# What to produce:
Start at the line that contains "Decode this chart: output", stop at the line that contains "Transcribe this image's", and repeat every line in that span, those two included, with no pictures.

# Records to use:
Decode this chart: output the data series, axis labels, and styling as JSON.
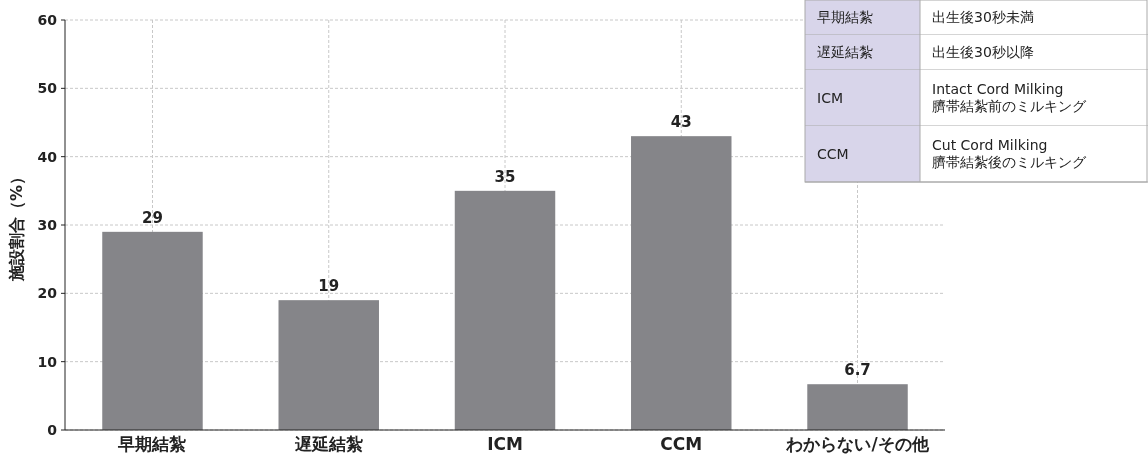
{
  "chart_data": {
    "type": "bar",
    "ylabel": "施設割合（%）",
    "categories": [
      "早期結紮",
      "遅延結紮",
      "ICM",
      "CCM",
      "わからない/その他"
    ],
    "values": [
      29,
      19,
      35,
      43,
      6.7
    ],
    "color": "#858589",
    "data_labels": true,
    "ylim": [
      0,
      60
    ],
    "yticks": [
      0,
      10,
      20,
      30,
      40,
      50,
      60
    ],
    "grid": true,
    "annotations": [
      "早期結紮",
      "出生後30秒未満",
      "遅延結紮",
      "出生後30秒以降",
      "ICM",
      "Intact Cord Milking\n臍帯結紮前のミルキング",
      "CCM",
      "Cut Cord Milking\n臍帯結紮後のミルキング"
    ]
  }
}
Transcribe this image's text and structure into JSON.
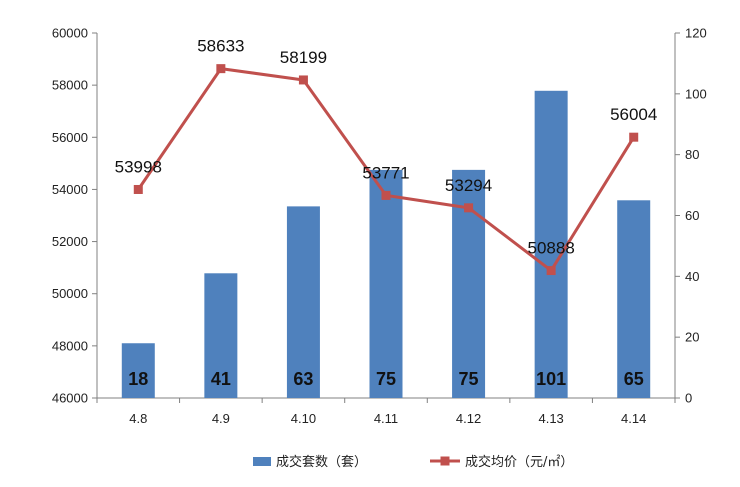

==

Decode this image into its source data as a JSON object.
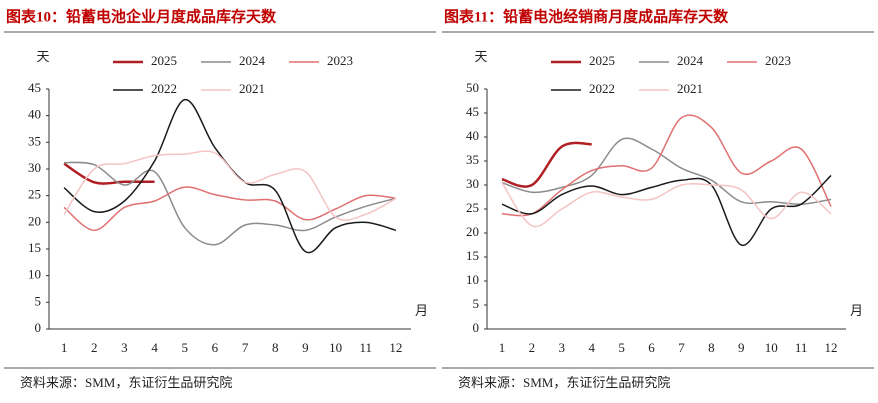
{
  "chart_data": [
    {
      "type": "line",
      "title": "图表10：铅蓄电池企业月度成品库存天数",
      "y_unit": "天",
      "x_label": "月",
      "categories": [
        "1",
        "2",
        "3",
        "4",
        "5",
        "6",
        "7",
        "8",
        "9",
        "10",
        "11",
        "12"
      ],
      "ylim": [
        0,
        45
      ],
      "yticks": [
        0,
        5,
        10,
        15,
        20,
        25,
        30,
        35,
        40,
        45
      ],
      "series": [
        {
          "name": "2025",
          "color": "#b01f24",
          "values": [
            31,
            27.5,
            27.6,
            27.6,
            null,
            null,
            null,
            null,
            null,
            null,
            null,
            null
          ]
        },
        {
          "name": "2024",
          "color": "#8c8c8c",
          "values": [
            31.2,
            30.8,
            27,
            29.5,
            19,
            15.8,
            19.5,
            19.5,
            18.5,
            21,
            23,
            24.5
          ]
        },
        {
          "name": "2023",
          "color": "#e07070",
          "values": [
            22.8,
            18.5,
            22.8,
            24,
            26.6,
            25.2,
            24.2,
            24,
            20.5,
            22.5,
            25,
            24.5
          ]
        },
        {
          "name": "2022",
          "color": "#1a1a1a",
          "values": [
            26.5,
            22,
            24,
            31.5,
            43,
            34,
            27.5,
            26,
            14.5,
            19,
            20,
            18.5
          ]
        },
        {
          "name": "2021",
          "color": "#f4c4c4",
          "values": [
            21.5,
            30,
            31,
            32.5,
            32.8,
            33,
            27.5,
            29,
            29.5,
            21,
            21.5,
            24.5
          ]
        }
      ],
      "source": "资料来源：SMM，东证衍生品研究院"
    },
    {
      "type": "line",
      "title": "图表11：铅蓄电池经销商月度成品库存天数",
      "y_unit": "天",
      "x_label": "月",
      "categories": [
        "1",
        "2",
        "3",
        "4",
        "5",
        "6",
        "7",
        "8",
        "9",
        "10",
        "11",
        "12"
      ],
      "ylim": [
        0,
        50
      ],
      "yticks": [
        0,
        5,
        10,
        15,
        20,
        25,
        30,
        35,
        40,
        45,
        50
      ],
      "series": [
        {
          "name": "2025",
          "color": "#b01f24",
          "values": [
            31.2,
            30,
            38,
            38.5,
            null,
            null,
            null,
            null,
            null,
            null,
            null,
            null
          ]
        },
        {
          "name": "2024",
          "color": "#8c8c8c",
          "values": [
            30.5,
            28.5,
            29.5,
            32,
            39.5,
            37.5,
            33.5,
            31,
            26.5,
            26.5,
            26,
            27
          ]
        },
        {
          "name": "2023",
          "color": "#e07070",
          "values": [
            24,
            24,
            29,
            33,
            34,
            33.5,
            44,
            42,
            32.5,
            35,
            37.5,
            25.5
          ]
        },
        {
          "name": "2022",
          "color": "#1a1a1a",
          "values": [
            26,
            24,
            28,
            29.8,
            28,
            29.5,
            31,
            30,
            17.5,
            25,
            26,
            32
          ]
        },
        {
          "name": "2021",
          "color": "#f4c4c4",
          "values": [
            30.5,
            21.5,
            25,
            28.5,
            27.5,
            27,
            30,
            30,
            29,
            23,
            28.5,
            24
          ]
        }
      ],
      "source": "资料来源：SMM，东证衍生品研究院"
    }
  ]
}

# Finished answer:
Decode this chart: output the data series, axis labels, and styling as JSON.
{
  "chart_data": {
    "type": "bar",
    "ylabel": "施設割合（%）",
    "categories": [
      "早期結紮",
      "遅延結紮",
      "ICM",
      "CCM",
      "わからない/その他"
    ],
    "values": [
      29,
      19,
      35,
      43,
      6.7
    ],
    "color": "#858589",
    "data_labels": true,
    "ylim": [
      0,
      60
    ],
    "yticks": [
      0,
      10,
      20,
      30,
      40,
      50,
      60
    ],
    "grid": true,
    "annotations": [
      "早期結紮",
      "出生後30秒未満",
      "遅延結紮",
      "出生後30秒以降",
      "ICM",
      "Intact Cord Milking\n臍帯結紮前のミルキング",
      "CCM",
      "Cut Cord Milking\n臍帯結紮後のミルキング"
    ]
  }
}
Transcribe this image's text and structure into JSON.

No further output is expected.